■ Data to process ■

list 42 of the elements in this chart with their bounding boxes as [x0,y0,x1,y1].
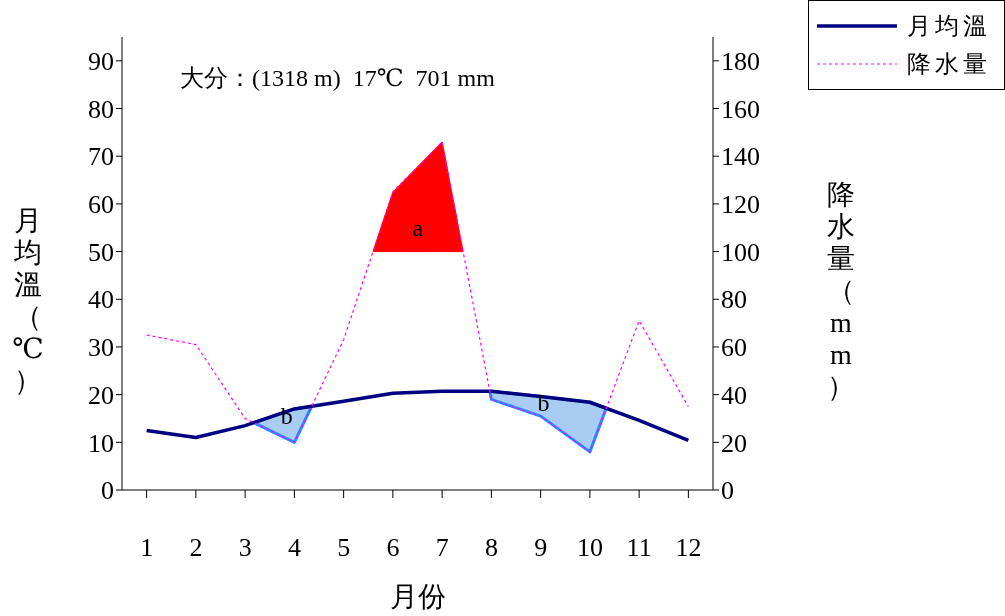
y-tick-label: 10 [88,428,114,458]
legend-label: 降水量 [907,50,991,79]
y2-tick-label: 100 [721,237,760,267]
y2-tick-label: 20 [721,428,747,458]
y-tick-label: 40 [88,285,114,315]
line-series [144,389,691,443]
x-tick-label: 11 [626,533,652,563]
y2-tick-label: 40 [721,380,747,410]
y2-tick-label: 80 [721,285,747,315]
annotation: a [412,214,424,241]
y-tick-label: 80 [88,94,114,124]
text: 大分：(1318 m) 17℃ 701 mm [180,65,496,91]
y2-tick-label: 180 [721,47,760,77]
y2-tick-label: 60 [721,333,747,363]
x-tick-label: 1 [140,533,154,563]
y-tick-label: 60 [88,190,114,220]
x-tick-label: 7 [435,533,449,563]
x-tick-label: 10 [576,533,603,563]
y-tick-label: 20 [88,380,114,410]
y-axis-title: 月均溫（℃） [12,205,44,396]
y-tick-label: 90 [88,47,114,77]
legend-label: 月均溫 [907,12,991,41]
y-tick-label: 50 [88,237,114,267]
annotation: b [537,390,550,417]
x-tick-label: 5 [337,533,351,563]
y2-tick-label: 0 [721,476,734,506]
y-tick-label: 0 [101,476,114,506]
y-tick-label: 30 [88,333,114,363]
x-tick-label: 9 [534,533,548,563]
x-tick-label: 2 [189,533,203,563]
x-tick-label: 12 [675,533,702,563]
line-series [146,141,689,453]
y2-tick-label: 140 [721,142,760,172]
y2-axis-title: 降水量（mm） [827,179,855,402]
x-tick-label: 8 [484,533,498,563]
y-tick-label: 70 [88,142,114,172]
x-tick-label: 3 [238,533,252,563]
x-tick-label: 6 [386,533,400,563]
x-axis-title: 月份 [389,581,446,612]
x-tick-label: 4 [287,533,301,563]
y2-tick-label: 120 [721,190,760,220]
y2-tick-label: 160 [721,94,760,124]
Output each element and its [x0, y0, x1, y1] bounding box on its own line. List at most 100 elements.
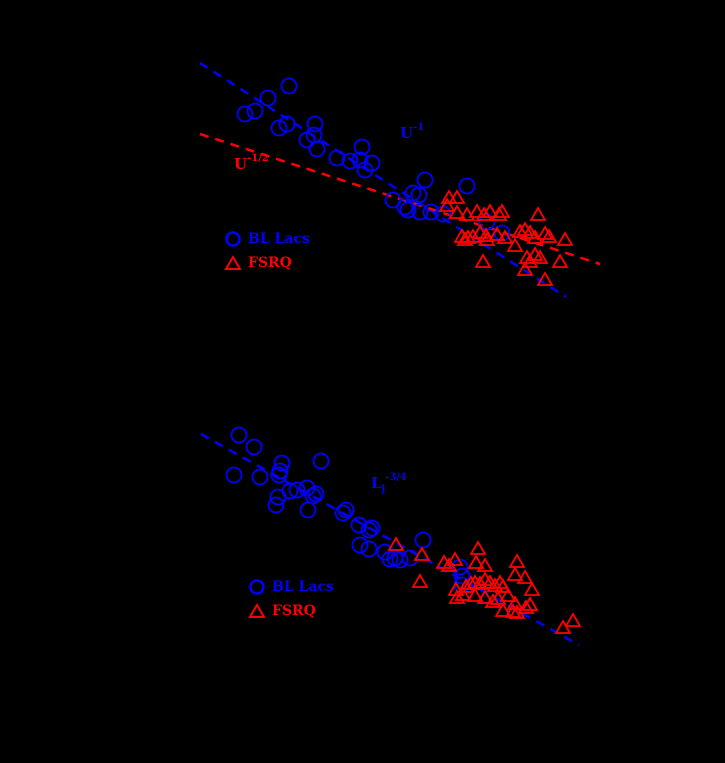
- fsrq-point: [477, 227, 495, 242]
- bl-lac-point: [312, 452, 330, 470]
- fsrq-point: [523, 581, 541, 596]
- annotation-base: U: [400, 124, 414, 142]
- bl-lac-point: [259, 89, 277, 107]
- bl-lac-point: [225, 466, 243, 484]
- fsrq-point: [464, 228, 482, 243]
- fsrq-point: [486, 577, 504, 592]
- fsrq-point: [448, 189, 466, 204]
- bl-lac-point: [337, 501, 355, 519]
- bl-lac-point: [401, 549, 419, 567]
- annotation-base: U: [234, 155, 248, 173]
- bl-lac-point: [280, 77, 298, 95]
- bottom-legend: BL Lacs FSRQ: [248, 575, 334, 623]
- bl-lac-point: [453, 567, 471, 585]
- bl-lac-point: [416, 171, 434, 189]
- bl-lac-point: [236, 105, 254, 123]
- fsrq-point: [469, 540, 487, 555]
- bl-lac-point: [246, 102, 264, 120]
- bl-lac-point: [351, 151, 369, 169]
- fsrq-point: [511, 223, 529, 238]
- bl-lac-point: [298, 131, 316, 149]
- legend-entry-bl-lacs: BL Lacs: [248, 575, 334, 599]
- bl-lac-point: [245, 438, 263, 456]
- bl-lac-point: [328, 149, 346, 167]
- fsrq-point: [476, 557, 494, 572]
- annotation-exponent: -1/2: [247, 153, 269, 164]
- bl-lac-point: [360, 540, 378, 558]
- fsrq-point: [411, 573, 429, 588]
- fsrq-point: [517, 599, 535, 614]
- triangle-marker-icon: [224, 255, 242, 270]
- fsrq-point: [556, 231, 574, 246]
- annotation-exponent: -1: [413, 122, 425, 133]
- fsrq-point: [496, 229, 514, 244]
- legend-label: FSRQ: [272, 603, 316, 619]
- legend-entry-fsrq: FSRQ: [248, 599, 334, 623]
- fsrq-point: [481, 203, 499, 218]
- triangle-marker-icon: [248, 603, 266, 618]
- fsrq-point: [490, 206, 508, 221]
- fsrq-point: [508, 553, 526, 568]
- bl-lac-point: [278, 115, 296, 133]
- fsrq-point: [454, 586, 472, 601]
- top-legend: BL Lacs FSRQ: [224, 227, 310, 275]
- fsrq-point: [521, 596, 539, 611]
- bl-lac-point: [341, 152, 359, 170]
- bl-lac-point: [391, 551, 409, 569]
- fsrq-point: [504, 603, 522, 618]
- bl-lac-point: [334, 504, 352, 522]
- bl-lac-point: [299, 501, 317, 519]
- legend-label: BL Lacs: [272, 579, 334, 595]
- bottom-panel-plot: [200, 426, 582, 647]
- fsrq-point: [475, 206, 493, 221]
- fsrq-point: [466, 587, 484, 602]
- fsrq-point: [531, 249, 549, 264]
- annotation-exponent: -3/4: [385, 472, 407, 483]
- legend-entry-fsrq: FSRQ: [224, 251, 310, 275]
- bl-lac-point: [411, 203, 429, 221]
- fsrq-point: [456, 231, 474, 246]
- bl-lac-point: [288, 481, 306, 499]
- top-annotation-u-inverse: U-1: [400, 122, 425, 142]
- fsrq-point: [516, 261, 534, 276]
- bl-lac-point: [308, 140, 326, 158]
- fsrq-point: [506, 237, 524, 252]
- top-annotation-u-inverse-half: U-1/2: [234, 153, 269, 173]
- fsrq-point: [551, 253, 569, 268]
- circle-marker-icon: [249, 579, 265, 595]
- bl-lac-point: [273, 454, 291, 472]
- bl-lac-point: [306, 115, 324, 133]
- fsrq-point: [564, 612, 582, 627]
- fsrq-point: [438, 197, 456, 212]
- legend-label: BL Lacs: [248, 231, 310, 247]
- annotation-subscript: j: [381, 484, 386, 495]
- fsrq-point: [468, 203, 486, 218]
- fsrq-point: [516, 569, 534, 584]
- fsrq-point: [478, 231, 496, 246]
- bl-lac-point: [351, 536, 369, 554]
- fsrq-point: [536, 225, 554, 240]
- bl-lac-point: [270, 466, 288, 484]
- bl-lac-point: [270, 119, 288, 137]
- bl-lac-point: [363, 154, 381, 172]
- bl-lac-point: [353, 138, 371, 156]
- fsrq-point: [540, 228, 558, 243]
- fsrq-point: [462, 575, 480, 590]
- bl-lac-point: [414, 531, 432, 549]
- circle-marker-icon: [225, 231, 241, 247]
- fsrq-point: [458, 206, 476, 221]
- annotation-base: L: [371, 474, 382, 492]
- bl-lac-point: [267, 496, 285, 514]
- fsrq-point: [554, 619, 572, 634]
- bl-lac-point: [458, 177, 476, 195]
- bl-lac-point: [363, 519, 381, 537]
- fsrq-point: [448, 589, 466, 604]
- fsrq-point: [499, 587, 517, 602]
- fsrq-point: [446, 551, 464, 566]
- bl-lac-point: [281, 482, 299, 500]
- fsrq-point: [471, 575, 489, 590]
- fsrq-point: [476, 589, 494, 604]
- bl-lac-point: [307, 485, 325, 503]
- bl-lac-point: [399, 201, 417, 219]
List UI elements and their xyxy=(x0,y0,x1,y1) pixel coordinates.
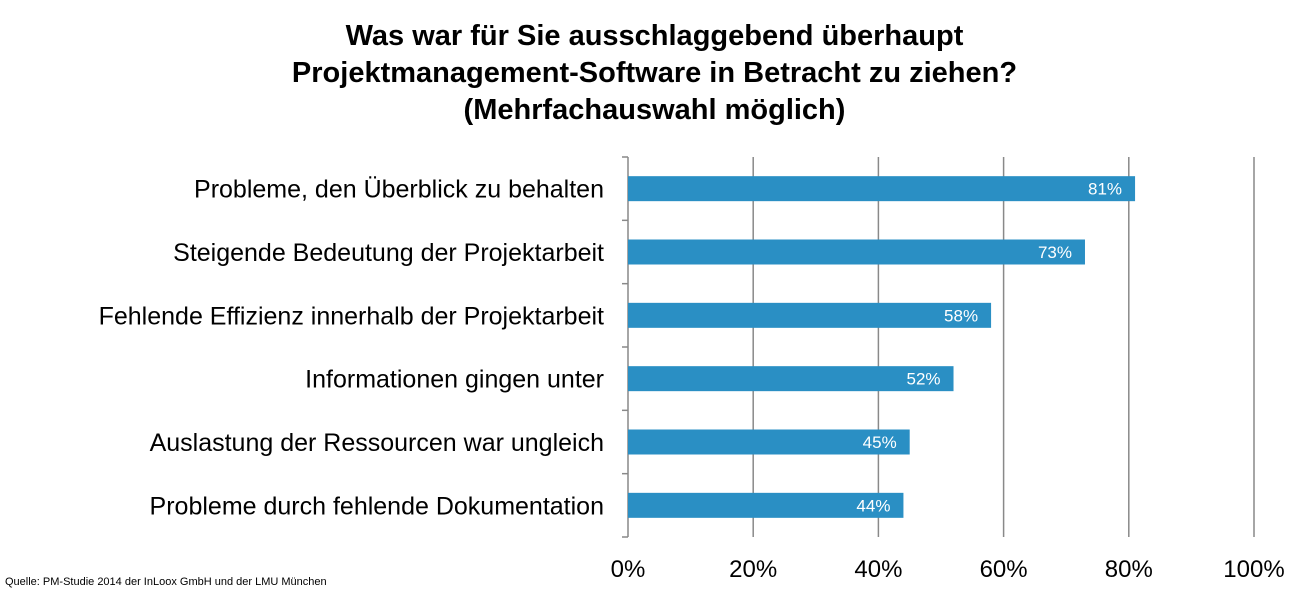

■ The exercise ■
Copy word for word every line in the records above, from the line containing "- fsrq-point: [477, 227, 495, 242]" down to the line containing "- bl-lac-point: [246, 102, 264, 120]", with both of those lines included.

■ Correct output ■
- fsrq-point: [477, 227, 495, 242]
- bl-lac-point: [312, 452, 330, 470]
- fsrq-point: [523, 581, 541, 596]
- annotation-base: U: [400, 124, 414, 142]
- bl-lac-point: [259, 89, 277, 107]
- bl-lac-point: [225, 466, 243, 484]
- fsrq-point: [464, 228, 482, 243]
- fsrq-point: [486, 577, 504, 592]
- fsrq-point: [448, 189, 466, 204]
- bl-lac-point: [337, 501, 355, 519]
- bl-lac-point: [401, 549, 419, 567]
- annotation-base: U: [234, 155, 248, 173]
- bl-lac-point: [280, 77, 298, 95]
- bottom-legend: BL Lacs FSRQ: [248, 575, 334, 623]
- bl-lac-point: [453, 567, 471, 585]
- bl-lac-point: [416, 171, 434, 189]
- bl-lac-point: [236, 105, 254, 123]
- fsrq-point: [469, 540, 487, 555]
- bl-lac-point: [246, 102, 264, 120]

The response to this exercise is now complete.